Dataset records
┄┄┄┄┄┄
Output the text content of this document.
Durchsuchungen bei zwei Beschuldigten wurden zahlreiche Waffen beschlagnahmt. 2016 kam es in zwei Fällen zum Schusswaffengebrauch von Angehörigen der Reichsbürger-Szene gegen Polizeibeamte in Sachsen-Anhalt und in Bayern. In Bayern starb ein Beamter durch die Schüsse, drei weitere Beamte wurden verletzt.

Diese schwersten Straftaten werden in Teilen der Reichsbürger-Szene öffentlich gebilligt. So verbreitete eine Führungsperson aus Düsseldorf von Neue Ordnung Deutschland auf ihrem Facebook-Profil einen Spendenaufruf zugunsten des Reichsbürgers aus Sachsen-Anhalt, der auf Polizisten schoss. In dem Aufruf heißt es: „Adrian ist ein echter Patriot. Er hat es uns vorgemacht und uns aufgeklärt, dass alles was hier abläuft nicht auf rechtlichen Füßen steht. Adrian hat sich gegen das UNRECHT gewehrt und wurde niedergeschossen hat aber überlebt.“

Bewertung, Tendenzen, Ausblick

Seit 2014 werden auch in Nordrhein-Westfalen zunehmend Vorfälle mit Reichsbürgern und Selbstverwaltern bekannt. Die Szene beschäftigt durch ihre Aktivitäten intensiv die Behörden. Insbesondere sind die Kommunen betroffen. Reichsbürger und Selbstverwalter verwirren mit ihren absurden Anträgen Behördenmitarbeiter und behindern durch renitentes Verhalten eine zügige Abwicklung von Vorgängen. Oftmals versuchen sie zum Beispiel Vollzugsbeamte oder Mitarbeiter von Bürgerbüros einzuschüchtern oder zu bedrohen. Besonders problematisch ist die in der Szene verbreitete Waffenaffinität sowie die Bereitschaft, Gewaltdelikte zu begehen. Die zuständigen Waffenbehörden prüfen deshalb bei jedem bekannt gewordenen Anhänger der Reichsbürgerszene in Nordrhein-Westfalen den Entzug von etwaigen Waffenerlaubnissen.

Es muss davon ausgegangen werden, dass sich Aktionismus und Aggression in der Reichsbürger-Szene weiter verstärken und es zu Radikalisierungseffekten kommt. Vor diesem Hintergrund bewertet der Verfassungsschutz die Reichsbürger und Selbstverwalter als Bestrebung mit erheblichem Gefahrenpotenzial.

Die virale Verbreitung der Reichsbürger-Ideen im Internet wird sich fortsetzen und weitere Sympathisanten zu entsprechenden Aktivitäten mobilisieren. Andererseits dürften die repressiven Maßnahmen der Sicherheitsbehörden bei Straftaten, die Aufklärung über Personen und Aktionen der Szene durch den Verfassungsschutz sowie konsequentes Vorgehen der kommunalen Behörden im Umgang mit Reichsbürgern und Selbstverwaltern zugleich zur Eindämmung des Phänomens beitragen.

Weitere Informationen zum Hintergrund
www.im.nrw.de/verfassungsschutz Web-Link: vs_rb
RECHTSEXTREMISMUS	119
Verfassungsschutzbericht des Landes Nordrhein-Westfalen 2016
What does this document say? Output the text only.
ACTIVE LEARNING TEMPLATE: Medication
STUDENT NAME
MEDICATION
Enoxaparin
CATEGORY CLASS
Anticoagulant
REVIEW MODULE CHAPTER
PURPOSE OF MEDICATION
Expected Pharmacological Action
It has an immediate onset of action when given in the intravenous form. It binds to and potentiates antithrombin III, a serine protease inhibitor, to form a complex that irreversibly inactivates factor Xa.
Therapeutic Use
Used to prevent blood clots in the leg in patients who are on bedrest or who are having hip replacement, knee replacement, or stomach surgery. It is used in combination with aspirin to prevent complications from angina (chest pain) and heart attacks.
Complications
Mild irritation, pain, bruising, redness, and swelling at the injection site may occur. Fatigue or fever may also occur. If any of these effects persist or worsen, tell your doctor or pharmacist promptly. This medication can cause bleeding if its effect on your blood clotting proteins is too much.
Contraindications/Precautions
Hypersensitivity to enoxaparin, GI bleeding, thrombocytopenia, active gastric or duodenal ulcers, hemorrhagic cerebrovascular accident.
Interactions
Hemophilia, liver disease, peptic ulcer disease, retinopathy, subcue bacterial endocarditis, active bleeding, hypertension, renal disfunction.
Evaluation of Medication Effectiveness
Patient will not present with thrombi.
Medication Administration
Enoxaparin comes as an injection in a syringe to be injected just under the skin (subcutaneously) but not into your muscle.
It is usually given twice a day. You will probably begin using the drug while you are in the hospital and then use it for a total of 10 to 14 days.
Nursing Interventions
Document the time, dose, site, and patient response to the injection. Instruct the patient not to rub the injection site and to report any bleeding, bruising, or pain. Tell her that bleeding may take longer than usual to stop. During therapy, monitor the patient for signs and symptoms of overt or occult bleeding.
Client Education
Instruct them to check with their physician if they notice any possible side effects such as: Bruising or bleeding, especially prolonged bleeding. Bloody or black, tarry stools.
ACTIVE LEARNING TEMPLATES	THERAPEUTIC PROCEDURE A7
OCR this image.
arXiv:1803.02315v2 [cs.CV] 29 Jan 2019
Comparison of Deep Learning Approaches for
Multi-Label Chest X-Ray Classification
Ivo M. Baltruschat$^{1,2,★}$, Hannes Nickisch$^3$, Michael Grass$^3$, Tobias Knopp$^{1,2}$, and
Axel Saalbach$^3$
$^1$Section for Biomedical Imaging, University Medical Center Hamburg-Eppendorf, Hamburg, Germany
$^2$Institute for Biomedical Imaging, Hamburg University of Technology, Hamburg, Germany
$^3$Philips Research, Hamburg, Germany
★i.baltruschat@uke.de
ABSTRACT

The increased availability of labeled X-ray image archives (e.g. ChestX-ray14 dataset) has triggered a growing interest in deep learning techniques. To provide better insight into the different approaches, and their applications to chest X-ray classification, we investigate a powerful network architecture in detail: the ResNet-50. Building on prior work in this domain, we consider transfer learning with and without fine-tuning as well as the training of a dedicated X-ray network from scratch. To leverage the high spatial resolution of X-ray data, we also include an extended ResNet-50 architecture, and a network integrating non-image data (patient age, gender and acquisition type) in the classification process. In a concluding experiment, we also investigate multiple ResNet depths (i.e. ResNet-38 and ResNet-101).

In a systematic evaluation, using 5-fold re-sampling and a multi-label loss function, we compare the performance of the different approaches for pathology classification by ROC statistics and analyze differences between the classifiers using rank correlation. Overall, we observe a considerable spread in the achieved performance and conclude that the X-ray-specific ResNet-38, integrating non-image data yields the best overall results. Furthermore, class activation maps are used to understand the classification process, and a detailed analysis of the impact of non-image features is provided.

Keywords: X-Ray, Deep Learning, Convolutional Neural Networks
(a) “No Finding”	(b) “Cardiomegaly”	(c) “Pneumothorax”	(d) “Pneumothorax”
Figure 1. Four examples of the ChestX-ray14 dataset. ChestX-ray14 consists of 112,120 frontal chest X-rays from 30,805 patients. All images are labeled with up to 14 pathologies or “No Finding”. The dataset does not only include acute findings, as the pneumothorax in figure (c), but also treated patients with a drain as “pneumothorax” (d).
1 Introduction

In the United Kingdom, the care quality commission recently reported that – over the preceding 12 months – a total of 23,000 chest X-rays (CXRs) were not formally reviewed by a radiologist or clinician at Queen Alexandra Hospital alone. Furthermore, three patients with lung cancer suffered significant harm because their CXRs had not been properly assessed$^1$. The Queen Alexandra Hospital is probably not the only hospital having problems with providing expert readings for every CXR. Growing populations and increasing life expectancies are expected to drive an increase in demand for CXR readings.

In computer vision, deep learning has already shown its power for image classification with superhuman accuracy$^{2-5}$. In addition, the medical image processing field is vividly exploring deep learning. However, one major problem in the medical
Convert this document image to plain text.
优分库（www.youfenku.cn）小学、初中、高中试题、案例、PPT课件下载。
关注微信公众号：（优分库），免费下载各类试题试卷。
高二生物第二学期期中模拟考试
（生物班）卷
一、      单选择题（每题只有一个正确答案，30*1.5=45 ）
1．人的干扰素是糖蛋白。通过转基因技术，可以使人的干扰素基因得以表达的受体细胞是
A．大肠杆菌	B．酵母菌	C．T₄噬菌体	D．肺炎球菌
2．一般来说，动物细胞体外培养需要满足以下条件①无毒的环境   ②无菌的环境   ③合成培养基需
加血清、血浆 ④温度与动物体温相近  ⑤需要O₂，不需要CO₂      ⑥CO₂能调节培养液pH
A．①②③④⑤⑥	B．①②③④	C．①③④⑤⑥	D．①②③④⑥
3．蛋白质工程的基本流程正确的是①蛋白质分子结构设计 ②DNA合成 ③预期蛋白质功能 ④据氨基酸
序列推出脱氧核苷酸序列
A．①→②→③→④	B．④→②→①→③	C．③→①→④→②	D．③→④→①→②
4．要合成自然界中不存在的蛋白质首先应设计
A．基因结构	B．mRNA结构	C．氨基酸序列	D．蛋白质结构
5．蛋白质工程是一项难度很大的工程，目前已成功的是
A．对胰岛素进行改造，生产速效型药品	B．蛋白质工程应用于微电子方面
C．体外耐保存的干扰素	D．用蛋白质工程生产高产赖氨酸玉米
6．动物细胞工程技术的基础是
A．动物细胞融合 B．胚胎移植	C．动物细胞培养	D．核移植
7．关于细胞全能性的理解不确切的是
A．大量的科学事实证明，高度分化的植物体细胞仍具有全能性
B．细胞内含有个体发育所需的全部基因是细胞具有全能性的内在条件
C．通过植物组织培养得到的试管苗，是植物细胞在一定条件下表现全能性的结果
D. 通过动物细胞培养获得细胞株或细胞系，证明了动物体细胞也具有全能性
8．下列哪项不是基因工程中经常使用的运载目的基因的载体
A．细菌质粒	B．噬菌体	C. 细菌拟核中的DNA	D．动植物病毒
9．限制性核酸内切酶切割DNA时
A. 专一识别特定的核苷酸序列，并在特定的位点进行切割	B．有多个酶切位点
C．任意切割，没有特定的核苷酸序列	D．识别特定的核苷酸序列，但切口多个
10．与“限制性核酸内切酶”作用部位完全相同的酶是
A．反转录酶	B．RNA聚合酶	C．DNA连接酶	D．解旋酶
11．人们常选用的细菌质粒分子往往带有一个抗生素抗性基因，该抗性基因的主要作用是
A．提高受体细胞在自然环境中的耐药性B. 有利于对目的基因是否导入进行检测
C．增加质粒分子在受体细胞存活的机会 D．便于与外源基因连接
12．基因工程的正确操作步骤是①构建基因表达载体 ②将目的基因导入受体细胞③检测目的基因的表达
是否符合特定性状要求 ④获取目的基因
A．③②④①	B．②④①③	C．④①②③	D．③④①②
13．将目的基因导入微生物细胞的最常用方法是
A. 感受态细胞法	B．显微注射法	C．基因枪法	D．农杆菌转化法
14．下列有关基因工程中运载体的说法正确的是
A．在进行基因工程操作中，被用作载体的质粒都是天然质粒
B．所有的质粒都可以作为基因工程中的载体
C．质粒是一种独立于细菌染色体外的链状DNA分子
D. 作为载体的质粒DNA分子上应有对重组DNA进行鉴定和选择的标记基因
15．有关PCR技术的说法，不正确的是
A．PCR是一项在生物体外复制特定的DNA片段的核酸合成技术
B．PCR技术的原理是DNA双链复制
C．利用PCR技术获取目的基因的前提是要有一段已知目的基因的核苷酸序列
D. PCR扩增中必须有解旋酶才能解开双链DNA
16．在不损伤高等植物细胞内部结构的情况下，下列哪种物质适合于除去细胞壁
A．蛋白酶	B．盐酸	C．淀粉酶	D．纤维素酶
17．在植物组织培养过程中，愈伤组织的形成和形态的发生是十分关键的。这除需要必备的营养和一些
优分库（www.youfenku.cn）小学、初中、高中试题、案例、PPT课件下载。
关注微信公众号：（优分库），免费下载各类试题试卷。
┄┄┄┄┄┄
INSTRUCTIONS FOR THE TASK
When you reach the line containing "Convert this document image to plain text." in the data above, retype it and each line after it through the final one, exactly as written.

WRITTEN SOLUTION
Convert this document image to plain text.
优分库（www.youfenku.cn）小学、初中、高中试题、案例、PPT课件下载。
关注微信公众号：（优分库），免费下载各类试题试卷。
高二生物第二学期期中模拟考试
（生物班）卷
一、      单选择题（每题只有一个正确答案，30*1.5=45 ）
1．人的干扰素是糖蛋白。通过转基因技术，可以使人的干扰素基因得以表达的受体细胞是
A．大肠杆菌	B．酵母菌	C．T₄噬菌体	D．肺炎球菌
2．一般来说，动物细胞体外培养需要满足以下条件①无毒的环境   ②无菌的环境   ③合成培养基需
加血清、血浆 ④温度与动物体温相近  ⑤需要O₂，不需要CO₂      ⑥CO₂能调节培养液pH
A．①②③④⑤⑥	B．①②③④	C．①③④⑤⑥	D．①②③④⑥
3．蛋白质工程的基本流程正确的是①蛋白质分子结构设计 ②DNA合成 ③预期蛋白质功能 ④据氨基酸
序列推出脱氧核苷酸序列
A．①→②→③→④	B．④→②→①→③	C．③→①→④→②	D．③→④→①→②
4．要合成自然界中不存在的蛋白质首先应设计
A．基因结构	B．mRNA结构	C．氨基酸序列	D．蛋白质结构
5．蛋白质工程是一项难度很大的工程，目前已成功的是
A．对胰岛素进行改造，生产速效型药品	B．蛋白质工程应用于微电子方面
C．体外耐保存的干扰素	D．用蛋白质工程生产高产赖氨酸玉米
6．动物细胞工程技术的基础是
A．动物细胞融合 B．胚胎移植	C．动物细胞培养	D．核移植
7．关于细胞全能性的理解不确切的是
A．大量的科学事实证明，高度分化的植物体细胞仍具有全能性
B．细胞内含有个体发育所需的全部基因是细胞具有全能性的内在条件
C．通过植物组织培养得到的试管苗，是植物细胞在一定条件下表现全能性的结果
D. 通过动物细胞培养获得细胞株或细胞系，证明了动物体细胞也具有全能性
8．下列哪项不是基因工程中经常使用的运载目的基因的载体
A．细菌质粒	B．噬菌体	C. 细菌拟核中的DNA	D．动植物病毒
9．限制性核酸内切酶切割DNA时
A. 专一识别特定的核苷酸序列，并在特定的位点进行切割	B．有多个酶切位点
C．任意切割，没有特定的核苷酸序列	D．识别特定的核苷酸序列，但切口多个
10．与“限制性核酸内切酶”作用部位完全相同的酶是
A．反转录酶	B．RNA聚合酶	C．DNA连接酶	D．解旋酶
11．人们常选用的细菌质粒分子往往带有一个抗生素抗性基因，该抗性基因的主要作用是
A．提高受体细胞在自然环境中的耐药性B. 有利于对目的基因是否导入进行检测
C．增加质粒分子在受体细胞存活的机会 D．便于与外源基因连接
12．基因工程的正确操作步骤是①构建基因表达载体 ②将目的基因导入受体细胞③检测目的基因的表达
是否符合特定性状要求 ④获取目的基因
A．③②④①	B．②④①③	C．④①②③	D．③④①②
13．将目的基因导入微生物细胞的最常用方法是
A. 感受态细胞法	B．显微注射法	C．基因枪法	D．农杆菌转化法
14．下列有关基因工程中运载体的说法正确的是
A．在进行基因工程操作中，被用作载体的质粒都是天然质粒
B．所有的质粒都可以作为基因工程中的载体
C．质粒是一种独立于细菌染色体外的链状DNA分子
D. 作为载体的质粒DNA分子上应有对重组DNA进行鉴定和选择的标记基因
15．有关PCR技术的说法，不正确的是
A．PCR是一项在生物体外复制特定的DNA片段的核酸合成技术
B．PCR技术的原理是DNA双链复制
C．利用PCR技术获取目的基因的前提是要有一段已知目的基因的核苷酸序列
D. PCR扩增中必须有解旋酶才能解开双链DNA
16．在不损伤高等植物细胞内部结构的情况下，下列哪种物质适合于除去细胞壁
A．蛋白酶	B．盐酸	C．淀粉酶	D．纤维素酶
17．在植物组织培养过程中，愈伤组织的形成和形态的发生是十分关键的。这除需要必备的营养和一些
优分库（www.youfenku.cn）小学、初中、高中试题、案例、PPT课件下载。
关注微信公众号：（优分库），免费下载各类试题试卷。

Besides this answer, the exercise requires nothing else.